GIVEN PROBLEM: Each record that follows should be repeated exactly, minus any images.

INFORMATION PROVIDED:
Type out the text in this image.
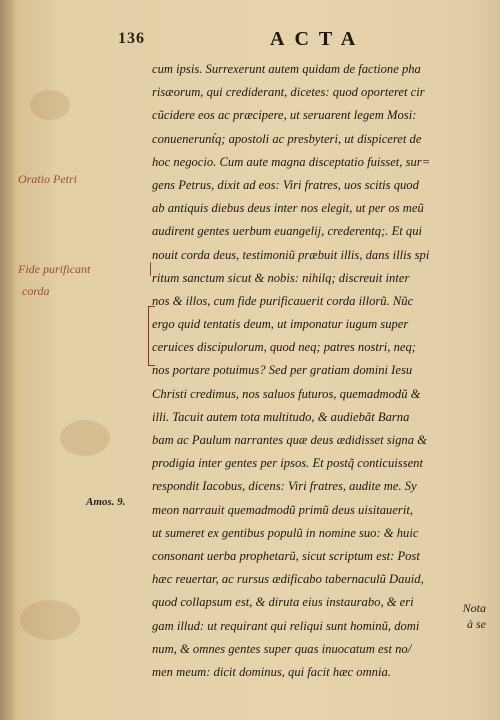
136	ACTA
cum ipsis. Surrexerunt autem quidam de factione pha
risæorum, qui crediderant, dicetes: quod oporteret cir
cũcidere eos ac præcipere, ut seruarent legem Mosi:
conuenerunt́q; apostoli ac presbyteri, ut dispiceret de
hoc negocio. Cum aute magna disceptatio fuisset, sur=
gens Petrus, dixit ad eos: Viri fratres, uos scitis quod
ab antiquis diebus deus inter nos elegit, ut per os meũ
audirent gentes uerbum euangelij, crederentq;. Et qui
nouit corda deus, testimoniũ præbuit illis, dans illis spi
ritum sanctum sicut & nobis: nihilq; discreuit inter
nos & illos, cum fide purificauerit corda illorũ. Nũc
ergo quid tentatis deum, ut imponatur iugum super
ceruices discipulorum, quod neq; patres nostri, neq;
nos portare potuimus? Sed per gratiam domini Iesu
Christi credimus, nos saluos futuros, quemadmodũ &
illi. Tacuit autem tota multitudo, & audiebãt Barna
bam ac Paulum narrantes quæ deus ædidisset signa &
prodigia inter gentes per ipsos. Et postq̃ conticuissent
respondit Iacobus, dicens: Viri fratres, audite me. Sy
meon narrauit quemadmodũ primũ deus uisitauerit,
ut sumeret ex gentibus populũ in nomine suo: & huic
consonant uerba prophetarũ, sicut scriptum est: Post
hæc reuertar, ac rursus ædificabo tabernaculũ Dauid,
quod collapsum est, & diruta eius instaurabo, & eri
gam illud: ut requirant qui reliqui sunt hominũ, domi
num, & omnes gentes super quas inuocatum est no/
men meum: dicit dominus, qui facit hæc omnia.
Oratio Petri
Fide purificant
corda
Amos. 9.
Nota
à se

CORRECT RESPONSE:
Type out the text in this image.
136	ACTA
cum ipsis. Surrexerunt autem quidam de factione pha
risæorum, qui crediderant, dicetes: quod oporteret cir
cũcidere eos ac præcipere, ut seruarent legem Mosi:
conuenerunt́q; apostoli ac presbyteri, ut dispiceret de
hoc negocio. Cum aute magna disceptatio fuisset, sur=
gens Petrus, dixit ad eos: Viri fratres, uos scitis quod
ab antiquis diebus deus inter nos elegit, ut per os meũ
audirent gentes uerbum euangelij, crederentq;. Et qui
nouit corda deus, testimoniũ præbuit illis, dans illis spi
ritum sanctum sicut & nobis: nihilq; discreuit inter
nos & illos, cum fide purificauerit corda illorũ. Nũc
ergo quid tentatis deum, ut imponatur iugum super
ceruices discipulorum, quod neq; patres nostri, neq;
nos portare potuimus? Sed per gratiam domini Iesu
Christi credimus, nos saluos futuros, quemadmodũ &
illi. Tacuit autem tota multitudo, & audiebãt Barna
bam ac Paulum narrantes quæ deus ædidisset signa &
prodigia inter gentes per ipsos. Et postq̃ conticuissent
respondit Iacobus, dicens: Viri fratres, audite me. Sy
meon narrauit quemadmodũ primũ deus uisitauerit,
ut sumeret ex gentibus populũ in nomine suo: & huic
consonant uerba prophetarũ, sicut scriptum est: Post
hæc reuertar, ac rursus ædificabo tabernaculũ Dauid,
quod collapsum est, & diruta eius instaurabo, & eri
gam illud: ut requirant qui reliqui sunt hominũ, domi
num, & omnes gentes super quas inuocatum est no/
men meum: dicit dominus, qui facit hæc omnia.
Oratio Petri
Fide purificant
corda
Amos. 9.
Nota
à se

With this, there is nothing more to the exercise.